====== Document section

But . . . we have made sure that we address this question peacefully, not injecting American military forces into combat but letting the strength of our nation be felt in a beneficial way. . . .
Reagan (rebuttal): I question the figure about the decline in defense spending under the two previous administrations . . . I would call to your attention that we were in a war that wound down during those eight years, which, of course, made a change in military spending because of a turning from war to peace.
I also would like to point out the Republican presidents in those years, faced with the Democratic majority in both houses of the Congress, found that their requests for defense budgets were very often cut.
Now, Gerald Ford left a five-year projected plan for a military buildup to restore our defenses and President Carter's administration reduced that by 38 percent . . . and now is planning a mobile military force that can be delivered to various spots in the world, which does make me question his assaults on whether I am the one that is quick to look for use of force.
Carter (response): . . . I think habitually Governor Reagan has advocated the injection of military forces into troubled areas when I and my predecessors, both Democrats and Republicans, have advocated resolving those troubles . . . peacefully, diplomatically and through negotiation. . . . Inflation and the Economy
Q: Mr. President, when you were elected in 1976, the Consumer Price Index stood at 4.8 percent. It now stands at more than 12 percent. . . . Now a part of that was due to external factors beyond U.S. control, notably the more than doubling of oil prices by OPEC last year. Because the United States remains vulmerable to such external shocks, can inflation, in fact, be controlled? If so, what measures would you pursue in a second term?
Carter: . . . In 1974 we had a so-called oil shock, wherein the price of OPEC oil was raised to an extraordinary degree. We had an even worse oil shock in 1979. In 1974 we had the worst recession, the deepest and most penetrating recession since the Second World War. The recession that resulted this time was the briefest we've had since the Second World War.
In addition, we've brought down inflation. Early this year, the quarter, we did have a very severe inflation pressure, brought about by the OPEC price increase. It averaged about 18 percent the first quarter of this year. . . . The most recent figures, the last three months or the third quarter of this year, the inflation rate is 7 percent. Still too high, but it illustrates very vividly that in addition to providing an enormous number of jobs -- 9 million new jobs in the last 3 1/2 years -- that the inflationary threat is still urgent on us.
I noticed that Governor Reagan recently mentioned the Reagan-Kemp-Roth proposal . . . and said that it would result in a 30 percent inflation rate. And Business Week, which is not a Democratic publication, said that this Reagan-Kemp-Roth proposal . . . was completely irresponsible and would result in inflationary pressures which would destroy this nation.
So our proposals are very sound and very carefully considered: to stimulate jobs, to improve the industrial complex of this country, to create tools for American workers, and at the same time would be anti-inflationary in nature. . . .
Followup question: You have mentioned the creation of 9 million new jobs. At the same time, the unemployment rate still hangs high, as does the inflation rate. Now, I wonder, can you tell us what additional policies you would pursue in a second administration in order to try to bring down that inflation rate, and would it be an act of leadership to tell the American people they're going to have to sacrifice, to adopt a leaner lifestyle for some time to come?
Carter: Yes, we have demanded that the American people sacrifice and they've done very well. As a matter of fact, we are importing today about one-third less oil from overseas than we did just a year ago. We've had a 25 percent reduction since the first year I was in office. . . .

============
====== Given information

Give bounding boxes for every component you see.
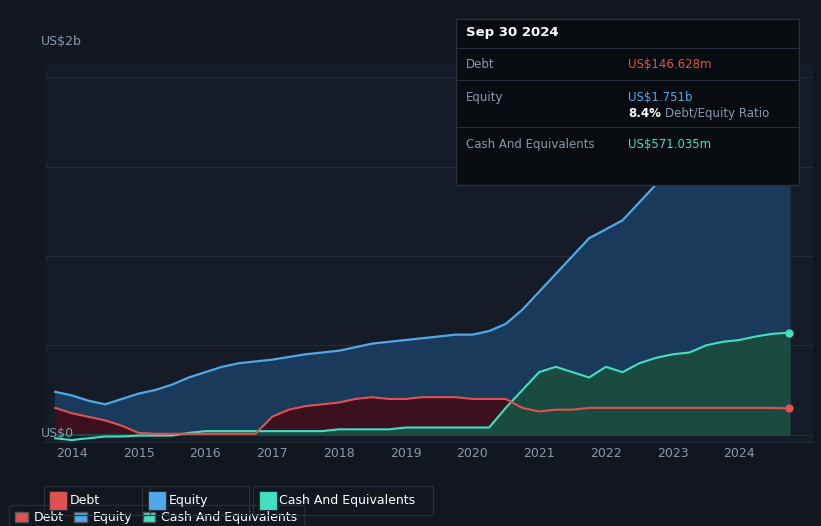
Text: Debt: Debt <box>466 58 494 70</box>
Text: Equity: Equity <box>168 494 208 507</box>
Text: US$1.751b: US$1.751b <box>628 91 693 104</box>
Text: Debt/Equity Ratio: Debt/Equity Ratio <box>665 107 769 119</box>
Text: US$571.035m: US$571.035m <box>628 138 711 151</box>
Text: Equity: Equity <box>466 91 503 104</box>
Text: Cash And Equivalents: Cash And Equivalents <box>466 138 594 151</box>
Legend: Debt, Equity, Cash And Equivalents: Debt, Equity, Cash And Equivalents <box>9 505 304 526</box>
Text: Cash And Equivalents: Cash And Equivalents <box>279 494 415 507</box>
Text: Sep 30 2024: Sep 30 2024 <box>466 26 558 39</box>
Text: US$146.628m: US$146.628m <box>628 58 712 70</box>
Text: US$0: US$0 <box>41 427 75 440</box>
Text: Debt: Debt <box>70 494 100 507</box>
Text: 8.4%: 8.4% <box>628 107 661 119</box>
Text: US$2b: US$2b <box>41 35 82 48</box>
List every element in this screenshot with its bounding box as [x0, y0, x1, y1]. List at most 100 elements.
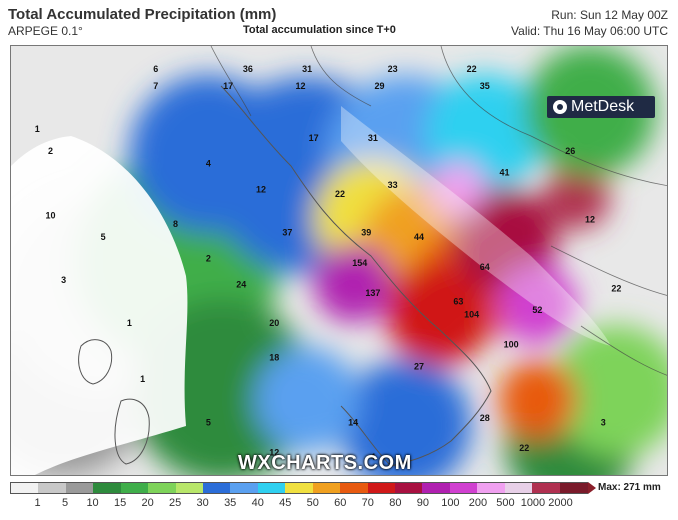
value-label: 7: [153, 81, 158, 91]
legend-swatch: [257, 483, 287, 493]
legend-tick-label: 30: [196, 497, 209, 509]
sardinia-outline: [114, 398, 150, 465]
model-name: ARPEGE 0.1°: [8, 24, 83, 38]
legend-ticks: 1 5 10 15 20 25 30 35 40 45 50 60 70 80 90 100 200 500 100…: [10, 497, 588, 511]
value-label: 63: [453, 297, 463, 307]
metdesk-icon: [553, 100, 567, 114]
western-sea: [11, 136, 188, 475]
value-label: 12: [585, 215, 595, 225]
value-label: 12: [296, 81, 306, 91]
legend-arrow: [588, 482, 596, 494]
precip-area-17: [432, 161, 485, 215]
legend-tick-label: 5: [61, 497, 69, 509]
value-label: 26: [565, 146, 575, 156]
legend-tick-label: 1000: [520, 497, 546, 509]
legend-tick-label: 25: [169, 497, 182, 509]
chart-title: Total Accumulated Precipitation (mm): [8, 6, 277, 23]
legend-tick-label: 200: [468, 497, 488, 509]
legend-swatch: [120, 483, 150, 493]
value-label: 12: [256, 185, 266, 195]
metdesk-text: MetDesk: [571, 98, 635, 115]
legend-tick-label: 20: [141, 497, 154, 509]
legend-swatch: [367, 483, 397, 493]
value-label: 29: [374, 81, 384, 91]
legend-swatch: [504, 483, 534, 493]
legend-swatch: [395, 483, 424, 493]
value-label: 35: [480, 81, 490, 91]
value-label: 17: [223, 81, 233, 91]
italy-coastline: [220, 85, 492, 467]
value-label: 12: [269, 447, 279, 457]
value-label: 28: [480, 413, 490, 423]
value-label: 22: [335, 189, 345, 199]
value-label: 23: [388, 64, 398, 74]
value-label: 44: [414, 232, 424, 242]
precip-area-5: [550, 325, 667, 457]
value-label: 31: [302, 64, 312, 74]
value-label: 6: [153, 64, 158, 74]
value-label: 18: [269, 353, 279, 363]
legend-swatch: [449, 483, 479, 493]
value-label: 24: [236, 279, 246, 289]
precip-area-15: [313, 243, 393, 323]
value-label: 5: [206, 417, 211, 427]
legend-tick-label: 2000: [548, 497, 573, 509]
wxcharts-watermark: WXCHARTS.COM: [238, 452, 412, 474]
metdesk-logo: MetDesk: [547, 96, 655, 118]
max-value-label: Max: 271 mm: [598, 482, 661, 493]
run-time: Run: Sun 12 May 00Z: [551, 8, 668, 22]
legend-swatch: [559, 483, 589, 493]
country-borders: [210, 46, 667, 376]
legend-swatch: [148, 483, 177, 493]
valid-time: Valid: Thu 16 May 06:00 UTC: [511, 24, 668, 38]
value-label: 37: [282, 228, 292, 238]
value-label: 1: [127, 318, 132, 328]
value-label: 1: [35, 124, 40, 134]
value-label: 154: [352, 258, 367, 268]
value-label: 36: [243, 64, 253, 74]
value-label: 2: [48, 146, 53, 156]
legend-tick-label: 500: [496, 497, 515, 509]
value-label: 14: [348, 417, 358, 427]
precip-area-21: [497, 359, 577, 439]
chart-header: Total Accumulated Precipitation (mm) ARP…: [0, 0, 678, 46]
legend-swatch: [203, 483, 232, 493]
value-label: 17: [309, 133, 319, 143]
legend-swatch: [65, 483, 95, 493]
value-label: 22: [467, 64, 477, 74]
legend-tick-label: 100: [441, 497, 460, 509]
value-label: 10: [45, 210, 55, 220]
value-label: 100: [504, 340, 519, 350]
legend-tick-label: 10: [86, 497, 99, 509]
precip-area-13: [386, 260, 492, 366]
legend-swatch: [312, 483, 342, 493]
value-label: 3: [61, 275, 66, 285]
legend-swatch: [477, 483, 506, 493]
value-label: 137: [365, 288, 380, 298]
legend-tick-label: 40: [251, 497, 264, 509]
legend-tick-label: 90: [416, 497, 429, 509]
precip-area-11: [425, 72, 544, 192]
legend-tick-label: 45: [279, 497, 292, 509]
value-label: 52: [532, 305, 542, 315]
value-label: 64: [480, 262, 490, 272]
legend-swatch: [422, 483, 451, 493]
legend-tick-label: 35: [224, 497, 237, 509]
value-label: 8: [173, 219, 178, 229]
legend-tick-label: 80: [389, 497, 402, 509]
value-label: 33: [388, 180, 398, 190]
legend-tick-label: 1: [34, 497, 41, 509]
legend-tick-label: 60: [334, 497, 347, 509]
precip-area-20: [254, 346, 360, 453]
adriatic-sea: [341, 106, 611, 346]
precip-area-8: [129, 74, 288, 233]
value-label: 20: [269, 318, 279, 328]
value-label: 4: [206, 159, 211, 169]
legend-swatch: [340, 483, 369, 493]
precipitation-map[interactable]: 6 36 31 23 22 7 17 12 29 35 1 2 4 17 31 12 22 33 41 26 8 37 39…: [10, 45, 668, 476]
precip-area-19: [340, 359, 472, 475]
value-label: 104: [464, 310, 479, 320]
legend-swatch: [11, 483, 40, 493]
value-label: 39: [361, 228, 371, 238]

============

• Task list
a) List every percentage figure stated in the debate transcript.
b) Carry the debate transcript forward from its final sentence.
The items play no part in this work.

• Answers below
a)
- 38 percent
- 4.8 percent
- more than 12 percent
- about 18 percent
- 7 percent
- 30 percent
- 25 percent

b)
Also, the new engery policy has been predicated on two factors: One, conservation, which requires sacrifice, and the other one, increase in production of American energy. . . . More coal [has been mined] this year than ever before in history. More oil and gas wells [have been] drilled this year than ever before in history. The new economic revitalization program that we have in mind, which will be implemented next year, would result in tax credits which would let business invest in new tools and new factories, to create even more new jobs. . . . And we also have planned a youth employment program, which would encompass 600,000 jobs for young people. . . .
Reagan: . . . Mr. Carter became president, inflation was 4.8 percent . . . It is now running at 12.7 percent.
President Carter also has spoken of the new jobs created. Well, we always, with the normal growth in our country and increase in population, increase the number of jobs. But that can't hide the fact that are 8 million men and women out of work in America today and 2 million of those lost their jobs in just the last few months.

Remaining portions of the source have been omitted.